Produce an exact transcription of the listing below, omitting the pictures.
┏━━
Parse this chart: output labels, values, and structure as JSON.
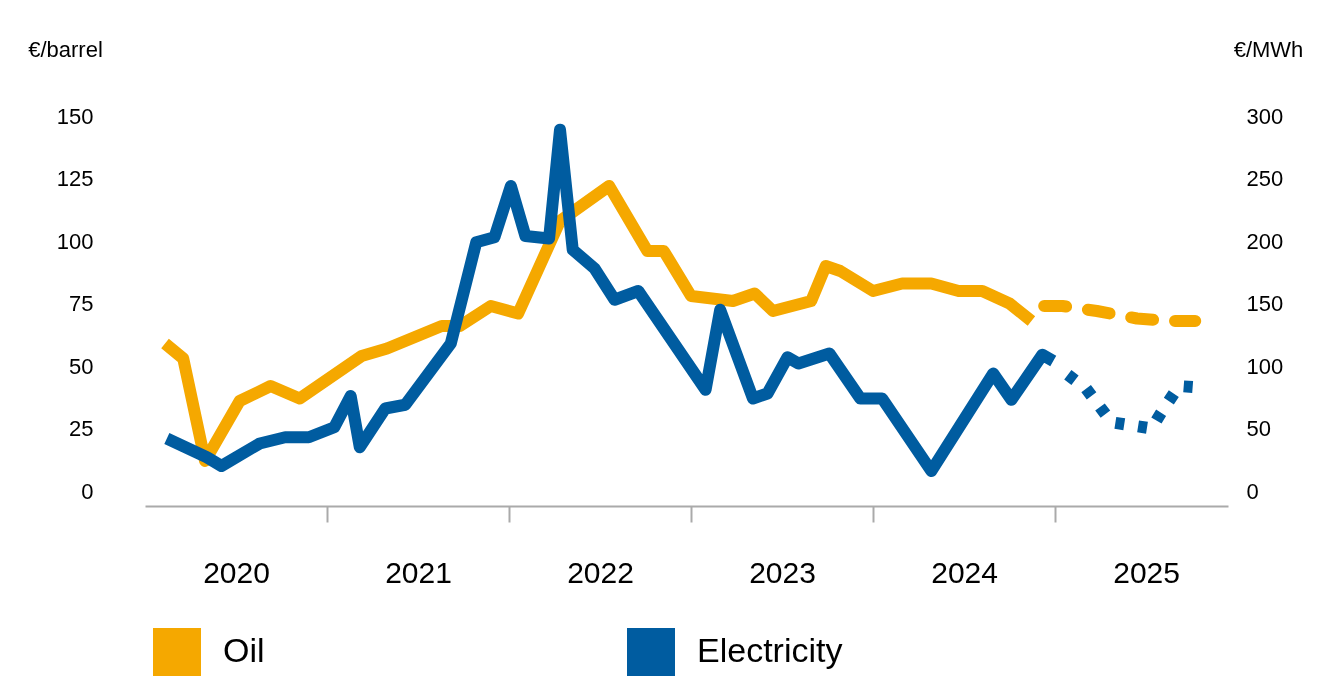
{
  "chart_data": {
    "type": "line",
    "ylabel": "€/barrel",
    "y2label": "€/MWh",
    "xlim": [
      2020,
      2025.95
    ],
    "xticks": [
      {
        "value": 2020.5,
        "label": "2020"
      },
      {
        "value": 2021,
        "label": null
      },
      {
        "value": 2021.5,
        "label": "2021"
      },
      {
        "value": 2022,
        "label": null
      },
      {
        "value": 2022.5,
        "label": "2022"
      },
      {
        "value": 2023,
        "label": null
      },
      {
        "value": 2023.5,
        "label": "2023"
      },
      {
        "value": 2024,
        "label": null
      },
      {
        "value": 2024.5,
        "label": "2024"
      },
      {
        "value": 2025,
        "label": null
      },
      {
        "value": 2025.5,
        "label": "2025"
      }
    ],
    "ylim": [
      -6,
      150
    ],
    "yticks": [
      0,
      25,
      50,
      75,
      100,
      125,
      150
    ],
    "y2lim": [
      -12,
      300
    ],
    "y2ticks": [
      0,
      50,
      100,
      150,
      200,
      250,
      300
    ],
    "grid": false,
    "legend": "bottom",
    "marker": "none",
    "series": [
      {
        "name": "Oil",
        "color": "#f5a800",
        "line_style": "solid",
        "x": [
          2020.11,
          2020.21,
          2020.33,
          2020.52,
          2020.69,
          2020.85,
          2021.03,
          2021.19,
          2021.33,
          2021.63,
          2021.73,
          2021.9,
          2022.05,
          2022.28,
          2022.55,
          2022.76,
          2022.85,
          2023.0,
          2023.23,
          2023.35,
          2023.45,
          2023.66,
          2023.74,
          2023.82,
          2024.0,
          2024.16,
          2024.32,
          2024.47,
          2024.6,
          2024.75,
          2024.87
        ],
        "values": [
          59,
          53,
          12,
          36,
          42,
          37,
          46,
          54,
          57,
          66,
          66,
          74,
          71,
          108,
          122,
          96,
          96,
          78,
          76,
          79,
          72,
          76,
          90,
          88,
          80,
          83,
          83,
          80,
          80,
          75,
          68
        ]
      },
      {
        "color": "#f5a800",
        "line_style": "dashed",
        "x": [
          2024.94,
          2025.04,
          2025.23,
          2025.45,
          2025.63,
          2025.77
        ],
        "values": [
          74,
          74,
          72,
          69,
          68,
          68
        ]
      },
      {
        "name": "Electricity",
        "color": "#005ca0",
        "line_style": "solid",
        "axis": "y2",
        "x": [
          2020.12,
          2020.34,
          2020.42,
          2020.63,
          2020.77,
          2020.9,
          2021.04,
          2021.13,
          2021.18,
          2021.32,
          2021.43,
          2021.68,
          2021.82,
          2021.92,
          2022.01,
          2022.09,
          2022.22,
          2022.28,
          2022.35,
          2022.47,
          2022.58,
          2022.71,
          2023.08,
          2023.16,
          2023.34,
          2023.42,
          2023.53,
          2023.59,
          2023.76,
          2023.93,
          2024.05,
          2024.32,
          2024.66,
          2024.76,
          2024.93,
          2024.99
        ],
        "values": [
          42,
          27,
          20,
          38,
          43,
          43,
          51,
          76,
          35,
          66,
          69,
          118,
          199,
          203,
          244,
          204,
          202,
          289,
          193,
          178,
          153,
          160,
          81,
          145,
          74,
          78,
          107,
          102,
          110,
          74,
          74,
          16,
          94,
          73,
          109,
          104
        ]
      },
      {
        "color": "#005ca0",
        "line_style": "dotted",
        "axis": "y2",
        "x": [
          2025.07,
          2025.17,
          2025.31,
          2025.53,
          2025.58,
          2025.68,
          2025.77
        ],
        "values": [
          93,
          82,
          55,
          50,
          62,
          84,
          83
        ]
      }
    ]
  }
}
┗━━
* [EXERCISE RESPONSE]
Parse this chart: output labels, values, and structure as JSON.
{
  "chart_data": {
    "type": "line",
    "ylabel": "€/barrel",
    "y2label": "€/MWh",
    "xlim": [
      2020,
      2025.95
    ],
    "xticks": [
      {
        "value": 2020.5,
        "label": "2020"
      },
      {
        "value": 2021,
        "label": null
      },
      {
        "value": 2021.5,
        "label": "2021"
      },
      {
        "value": 2022,
        "label": null
      },
      {
        "value": 2022.5,
        "label": "2022"
      },
      {
        "value": 2023,
        "label": null
      },
      {
        "value": 2023.5,
        "label": "2023"
      },
      {
        "value": 2024,
        "label": null
      },
      {
        "value": 2024.5,
        "label": "2024"
      },
      {
        "value": 2025,
        "label": null
      },
      {
        "value": 2025.5,
        "label": "2025"
      }
    ],
    "ylim": [
      -6,
      150
    ],
    "yticks": [
      0,
      25,
      50,
      75,
      100,
      125,
      150
    ],
    "y2lim": [
      -12,
      300
    ],
    "y2ticks": [
      0,
      50,
      100,
      150,
      200,
      250,
      300
    ],
    "grid": false,
    "legend": "bottom",
    "marker": "none",
    "series": [
      {
        "name": "Oil",
        "color": "#f5a800",
        "line_style": "solid",
        "x": [
          2020.11,
          2020.21,
          2020.33,
          2020.52,
          2020.69,
          2020.85,
          2021.03,
          2021.19,
          2021.33,
          2021.63,
          2021.73,
          2021.9,
          2022.05,
          2022.28,
          2022.55,
          2022.76,
          2022.85,
          2023.0,
          2023.23,
          2023.35,
          2023.45,
          2023.66,
          2023.74,
          2023.82,
          2024.0,
          2024.16,
          2024.32,
          2024.47,
          2024.6,
          2024.75,
          2024.87
        ],
        "values": [
          59,
          53,
          12,
          36,
          42,
          37,
          46,
          54,
          57,
          66,
          66,
          74,
          71,
          108,
          122,
          96,
          96,
          78,
          76,
          79,
          72,
          76,
          90,
          88,
          80,
          83,
          83,
          80,
          80,
          75,
          68
        ]
      },
      {
        "color": "#f5a800",
        "line_style": "dashed",
        "x": [
          2024.94,
          2025.04,
          2025.23,
          2025.45,
          2025.63,
          2025.77
        ],
        "values": [
          74,
          74,
          72,
          69,
          68,
          68
        ]
      },
      {
        "name": "Electricity",
        "color": "#005ca0",
        "line_style": "solid",
        "axis": "y2",
        "x": [
          2020.12,
          2020.34,
          2020.42,
          2020.63,
          2020.77,
          2020.9,
          2021.04,
          2021.13,
          2021.18,
          2021.32,
          2021.43,
          2021.68,
          2021.82,
          2021.92,
          2022.01,
          2022.09,
          2022.22,
          2022.28,
          2022.35,
          2022.47,
          2022.58,
          2022.71,
          2023.08,
          2023.16,
          2023.34,
          2023.42,
          2023.53,
          2023.59,
          2023.76,
          2023.93,
          2024.05,
          2024.32,
          2024.66,
          2024.76,
          2024.93,
          2024.99
        ],
        "values": [
          42,
          27,
          20,
          38,
          43,
          43,
          51,
          76,
          35,
          66,
          69,
          118,
          199,
          203,
          244,
          204,
          202,
          289,
          193,
          178,
          153,
          160,
          81,
          145,
          74,
          78,
          107,
          102,
          110,
          74,
          74,
          16,
          94,
          73,
          109,
          104
        ]
      },
      {
        "color": "#005ca0",
        "line_style": "dotted",
        "axis": "y2",
        "x": [
          2025.07,
          2025.17,
          2025.31,
          2025.53,
          2025.58,
          2025.68,
          2025.77
        ],
        "values": [
          93,
          82,
          55,
          50,
          62,
          84,
          83
        ]
      }
    ]
  }
}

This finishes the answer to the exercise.